> Task instructions
Search the material below for the string "screenshot" and extract each line that has it.

--- begin Rows ---

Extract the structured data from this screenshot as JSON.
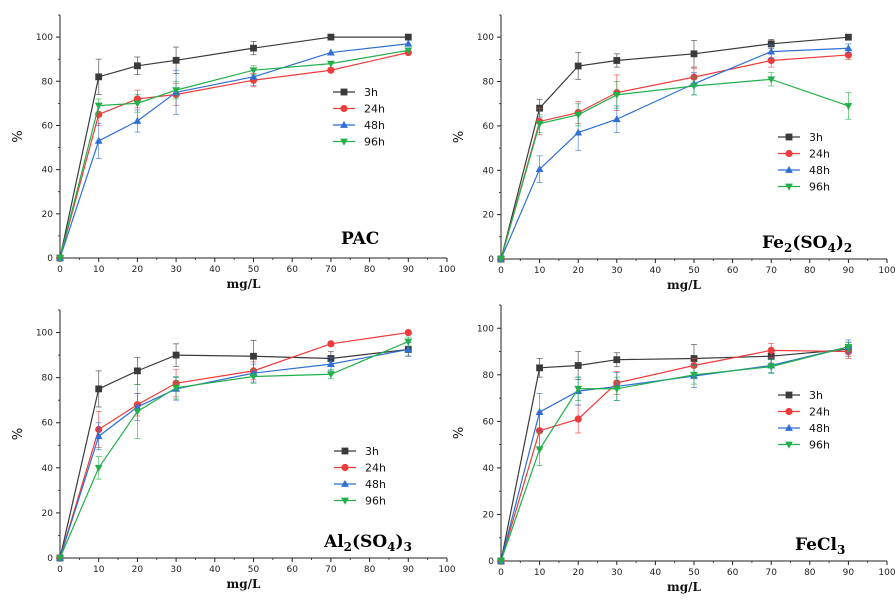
{
  "figure": {
    "layout": "2x2 grid"
  },
  "chart_data": [
    {
      "type": "line",
      "panel_label": "PAC",
      "xlabel": "mg/L",
      "ylabel": "%",
      "xlim": [
        0,
        100
      ],
      "ylim": [
        0,
        110
      ],
      "x_ticks": [
        "0",
        "10",
        "20",
        "30",
        "40",
        "50",
        "60",
        "70",
        "80",
        "90",
        "100"
      ],
      "y_ticks": [
        "0",
        "20",
        "40",
        "60",
        "80",
        "100"
      ],
      "x": [
        0,
        10,
        20,
        30,
        50,
        70,
        90
      ],
      "legend_position": "right-middle",
      "series": [
        {
          "name": "3h",
          "color": "#3a3a3a",
          "marker": "square",
          "values": [
            0,
            82,
            87,
            89.5,
            95,
            100,
            100
          ],
          "errors": [
            0,
            8,
            4,
            6,
            3,
            0,
            0
          ]
        },
        {
          "name": "24h",
          "color": "#ee3b3b",
          "marker": "circle",
          "values": [
            0,
            65,
            72,
            74,
            80.5,
            85,
            93
          ],
          "errors": [
            0,
            5,
            4,
            5,
            3,
            0,
            0
          ]
        },
        {
          "name": "48h",
          "color": "#2f6fd6",
          "marker": "triangle-up",
          "values": [
            0,
            53,
            62,
            75,
            82,
            93,
            97
          ],
          "errors": [
            0,
            8,
            5,
            10,
            4,
            0,
            0
          ]
        },
        {
          "name": "96h",
          "color": "#22b04a",
          "marker": "triangle-down",
          "values": [
            0,
            69,
            70,
            76,
            85,
            88,
            94
          ],
          "errors": [
            0,
            3,
            4,
            4,
            2,
            0,
            0
          ]
        }
      ]
    },
    {
      "type": "line",
      "panel_label": "Fe2(SO4)2",
      "panel_label_parts": [
        [
          "Fe",
          ""
        ],
        [
          "2",
          "sub"
        ],
        [
          "(SO",
          ""
        ],
        [
          "4",
          "sub"
        ],
        [
          ")",
          ""
        ],
        [
          "2",
          "sub"
        ]
      ],
      "xlabel": "mg/L",
      "ylabel": "%",
      "xlim": [
        0,
        100
      ],
      "ylim": [
        0,
        110
      ],
      "x_ticks": [
        "0",
        "10",
        "20",
        "30",
        "40",
        "50",
        "60",
        "70",
        "80",
        "90",
        "100"
      ],
      "y_ticks": [
        "0",
        "20",
        "40",
        "60",
        "80",
        "100"
      ],
      "x": [
        0,
        10,
        20,
        30,
        50,
        70,
        90
      ],
      "legend_position": "right-middle",
      "series": [
        {
          "name": "3h",
          "color": "#3a3a3a",
          "marker": "square",
          "values": [
            0,
            68,
            87,
            89.5,
            92.5,
            97,
            100
          ],
          "errors": [
            0,
            4,
            6,
            3,
            6,
            2,
            0
          ]
        },
        {
          "name": "24h",
          "color": "#ee3b3b",
          "marker": "circle",
          "values": [
            0,
            62,
            66,
            75,
            82,
            89.5,
            92
          ],
          "errors": [
            0,
            6,
            5,
            8,
            4,
            3,
            2
          ]
        },
        {
          "name": "48h",
          "color": "#2f6fd6",
          "marker": "triangle-up",
          "values": [
            0,
            40.5,
            57,
            63,
            79,
            93.5,
            95
          ],
          "errors": [
            0,
            6,
            8,
            6,
            5,
            3,
            2
          ]
        },
        {
          "name": "96h",
          "color": "#22b04a",
          "marker": "triangle-down",
          "values": [
            0,
            61,
            65,
            74,
            78,
            81,
            69
          ],
          "errors": [
            0,
            4,
            5,
            6,
            4,
            3,
            6
          ]
        }
      ]
    },
    {
      "type": "line",
      "panel_label": "Al2(SO4)3",
      "panel_label_parts": [
        [
          "Al",
          ""
        ],
        [
          "2",
          "sub"
        ],
        [
          "(SO",
          ""
        ],
        [
          "4",
          "sub"
        ],
        [
          ")",
          ""
        ],
        [
          "3",
          "sub"
        ]
      ],
      "xlabel": "mg/L",
      "ylabel": "%",
      "xlim": [
        0,
        100
      ],
      "ylim": [
        0,
        110
      ],
      "x_ticks": [
        "0",
        "10",
        "20",
        "30",
        "40",
        "50",
        "60",
        "70",
        "80",
        "90",
        "100"
      ],
      "y_ticks": [
        "0",
        "20",
        "40",
        "60",
        "80",
        "100"
      ],
      "x": [
        0,
        10,
        20,
        30,
        50,
        70,
        90
      ],
      "legend_position": "right-middle",
      "series": [
        {
          "name": "3h",
          "color": "#3a3a3a",
          "marker": "square",
          "values": [
            0,
            75,
            83,
            90,
            89.5,
            88.5,
            92.5
          ],
          "errors": [
            0,
            8,
            6,
            5,
            7,
            3,
            3
          ]
        },
        {
          "name": "24h",
          "color": "#ee3b3b",
          "marker": "circle",
          "values": [
            0,
            57,
            68,
            77.5,
            83,
            95,
            100
          ],
          "errors": [
            0,
            8,
            5,
            6,
            4,
            0,
            0
          ]
        },
        {
          "name": "48h",
          "color": "#2f6fd6",
          "marker": "triangle-up",
          "values": [
            0,
            54,
            67,
            75,
            82,
            86,
            92.5
          ],
          "errors": [
            0,
            6,
            6,
            5,
            4,
            3,
            3
          ]
        },
        {
          "name": "96h",
          "color": "#22b04a",
          "marker": "triangle-down",
          "values": [
            0,
            40,
            65,
            75.5,
            80.5,
            81.5,
            96
          ],
          "errors": [
            0,
            5,
            12,
            5,
            3,
            2,
            2
          ]
        }
      ]
    },
    {
      "type": "line",
      "panel_label": "FeCl3",
      "panel_label_parts": [
        [
          "FeCl",
          ""
        ],
        [
          "3",
          "sub"
        ]
      ],
      "xlabel": "mg/L",
      "ylabel": "%",
      "xlim": [
        0,
        100
      ],
      "ylim": [
        0,
        110
      ],
      "x_ticks": [
        "0",
        "10",
        "20",
        "30",
        "40",
        "50",
        "60",
        "70",
        "80",
        "90",
        "100"
      ],
      "y_ticks": [
        "0",
        "20",
        "40",
        "60",
        "80",
        "100"
      ],
      "x": [
        0,
        10,
        20,
        30,
        50,
        70,
        90
      ],
      "legend_position": "right-middle",
      "series": [
        {
          "name": "3h",
          "color": "#3a3a3a",
          "marker": "square",
          "values": [
            0,
            83,
            84,
            86.5,
            87,
            88,
            91
          ],
          "errors": [
            0,
            4,
            6,
            3,
            6,
            3,
            3
          ]
        },
        {
          "name": "24h",
          "color": "#ee3b3b",
          "marker": "circle",
          "values": [
            0,
            56,
            61,
            76.5,
            84,
            90.5,
            90
          ],
          "errors": [
            0,
            8,
            6,
            5,
            3,
            3,
            3
          ]
        },
        {
          "name": "48h",
          "color": "#2f6fd6",
          "marker": "triangle-up",
          "values": [
            0,
            64,
            73,
            75,
            79.5,
            84,
            92
          ],
          "errors": [
            0,
            8,
            6,
            6,
            5,
            3,
            3
          ]
        },
        {
          "name": "96h",
          "color": "#22b04a",
          "marker": "triangle-down",
          "values": [
            0,
            48,
            74,
            74,
            80,
            83.5,
            92
          ],
          "errors": [
            0,
            7,
            5,
            5,
            4,
            3,
            2
          ]
        }
      ]
    }
  ]
}
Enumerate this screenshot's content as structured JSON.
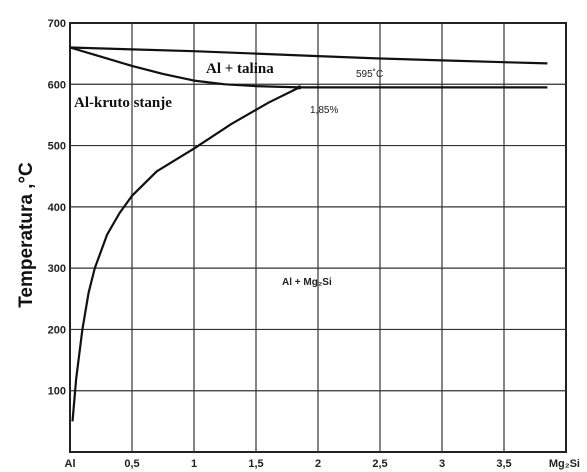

--- end Rows ---

> Result of this exercise
Extract the structured data from this screenshot as JSON.
Enumerate this screenshot's content as structured JSON.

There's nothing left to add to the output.